++++ Raw data ++++

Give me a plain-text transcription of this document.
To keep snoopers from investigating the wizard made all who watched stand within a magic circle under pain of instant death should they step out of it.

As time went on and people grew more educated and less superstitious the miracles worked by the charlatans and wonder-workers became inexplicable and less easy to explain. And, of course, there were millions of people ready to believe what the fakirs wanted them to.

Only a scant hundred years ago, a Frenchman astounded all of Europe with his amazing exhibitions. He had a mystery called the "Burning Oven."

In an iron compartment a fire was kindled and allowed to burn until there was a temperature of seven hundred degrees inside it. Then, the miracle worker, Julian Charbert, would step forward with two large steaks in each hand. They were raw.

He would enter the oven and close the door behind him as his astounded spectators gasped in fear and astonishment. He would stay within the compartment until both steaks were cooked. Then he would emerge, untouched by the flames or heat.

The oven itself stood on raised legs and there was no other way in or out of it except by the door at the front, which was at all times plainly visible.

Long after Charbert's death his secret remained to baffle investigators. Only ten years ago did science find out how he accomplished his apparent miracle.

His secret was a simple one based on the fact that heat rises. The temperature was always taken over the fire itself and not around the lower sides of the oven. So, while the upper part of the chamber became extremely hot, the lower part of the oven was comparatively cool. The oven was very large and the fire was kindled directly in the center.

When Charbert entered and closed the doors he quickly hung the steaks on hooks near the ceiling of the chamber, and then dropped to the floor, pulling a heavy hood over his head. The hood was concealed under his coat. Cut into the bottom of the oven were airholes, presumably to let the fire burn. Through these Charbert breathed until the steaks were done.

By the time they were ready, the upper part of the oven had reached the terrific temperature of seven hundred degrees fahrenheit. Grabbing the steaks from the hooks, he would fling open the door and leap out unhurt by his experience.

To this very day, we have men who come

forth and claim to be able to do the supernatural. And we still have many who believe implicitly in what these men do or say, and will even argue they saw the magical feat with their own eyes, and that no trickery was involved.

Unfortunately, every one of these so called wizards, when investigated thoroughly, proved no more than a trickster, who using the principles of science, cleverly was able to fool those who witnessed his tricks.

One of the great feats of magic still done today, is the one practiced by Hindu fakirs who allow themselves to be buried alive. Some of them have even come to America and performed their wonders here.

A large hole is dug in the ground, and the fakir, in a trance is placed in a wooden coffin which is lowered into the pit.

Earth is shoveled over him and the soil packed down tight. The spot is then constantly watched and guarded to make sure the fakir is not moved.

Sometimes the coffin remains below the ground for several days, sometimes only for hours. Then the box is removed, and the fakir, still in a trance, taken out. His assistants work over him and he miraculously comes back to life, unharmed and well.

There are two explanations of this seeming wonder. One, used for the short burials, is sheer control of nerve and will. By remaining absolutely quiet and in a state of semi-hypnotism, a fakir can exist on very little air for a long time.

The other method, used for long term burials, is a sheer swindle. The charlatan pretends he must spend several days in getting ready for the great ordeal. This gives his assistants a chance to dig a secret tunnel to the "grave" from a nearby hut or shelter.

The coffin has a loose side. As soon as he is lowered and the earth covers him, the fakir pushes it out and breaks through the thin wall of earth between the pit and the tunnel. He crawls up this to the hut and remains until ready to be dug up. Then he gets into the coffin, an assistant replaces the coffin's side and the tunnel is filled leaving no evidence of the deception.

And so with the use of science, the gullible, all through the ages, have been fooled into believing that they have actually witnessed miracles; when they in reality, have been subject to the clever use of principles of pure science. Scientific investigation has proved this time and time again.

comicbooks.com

++++

**What needs to be done**
Please give back all of the records exactly as written.

**Finished answer**
Give me a plain-text transcription of this document.
To keep snoopers from investigating the wizard made all who watched stand within a magic circle under pain of instant death should they step out of it.

As time went on and people grew more educated and less superstitious the miracles worked by the charlatans and wonder-workers became inexplicable and less easy to explain. And, of course, there were millions of people ready to believe what the fakirs wanted them to.

Only a scant hundred years ago, a Frenchman astounded all of Europe with his amazing exhibitions. He had a mystery called the "Burning Oven."

In an iron compartment a fire was kindled and allowed to burn until there was a temperature of seven hundred degrees inside it. Then, the miracle worker, Julian Charbert, would step forward with two large steaks in each hand. They were raw.

He would enter the oven and close the door behind him as his astounded spectators gasped in fear and astonishment. He would stay within the compartment until both steaks were cooked. Then he would emerge, untouched by the flames or heat.

The oven itself stood on raised legs and there was no other way in or out of it except by the door at the front, which was at all times plainly visible.

Long after Charbert's death his secret remained to baffle investigators. Only ten years ago did science find out how he accomplished his apparent miracle.

His secret was a simple one based on the fact that heat rises. The temperature was always taken over the fire itself and not around the lower sides of the oven. So, while the upper part of the chamber became extremely hot, the lower part of the oven was comparatively cool. The oven was very large and the fire was kindled directly in the center.

When Charbert entered and closed the doors he quickly hung the steaks on hooks near the ceiling of the chamber, and then dropped to the floor, pulling a heavy hood over his head. The hood was concealed under his coat. Cut into the bottom of the oven were airholes, presumably to let the fire burn. Through these Charbert breathed until the steaks were done.

By the time they were ready, the upper part of the oven had reached the terrific temperature of seven hundred degrees fahrenheit. Grabbing the steaks from the hooks, he would fling open the door and leap out unhurt by his experience.

To this very day, we have men who come

forth and claim to be able to do the supernatural. And we still have many who believe implicitly in what these men do or say, and will even argue they saw the magical feat with their own eyes, and that no trickery was involved.

Unfortunately, every one of these so called wizards, when investigated thoroughly, proved no more than a trickster, who using the principles of science, cleverly was able to fool those who witnessed his tricks.

One of the great feats of magic still done today, is the one practiced by Hindu fakirs who allow themselves to be buried alive. Some of them have even come to America and performed their wonders here.

A large hole is dug in the ground, and the fakir, in a trance is placed in a wooden coffin which is lowered into the pit.

Earth is shoveled over him and the soil packed down tight. The spot is then constantly watched and guarded to make sure the fakir is not moved.

Sometimes the coffin remains below the ground for several days, sometimes only for hours. Then the box is removed, and the fakir, still in a trance, taken out. His assistants work over him and he miraculously comes back to life, unharmed and well.

There are two explanations of this seeming wonder. One, used for the short burials, is sheer control of nerve and will. By remaining absolutely quiet and in a state of semi-hypnotism, a fakir can exist on very little air for a long time.

The other method, used for long term burials, is a sheer swindle. The charlatan pretends he must spend several days in getting ready for the great ordeal. This gives his assistants a chance to dig a secret tunnel to the "grave" from a nearby hut or shelter.

The coffin has a loose side. As soon as he is lowered and the earth covers him, the fakir pushes it out and breaks through the thin wall of earth between the pit and the tunnel. He crawls up this to the hut and remains until ready to be dug up. Then he gets into the coffin, an assistant replaces the coffin's side and the tunnel is filled leaving no evidence of the deception.

And so with the use of science, the gullible, all through the ages, have been fooled into believing that they have actually witnessed miracles; when they in reality, have been subject to the clever use of principles of pure science. Scientific investigation has proved this time and time again.

comicbooks.com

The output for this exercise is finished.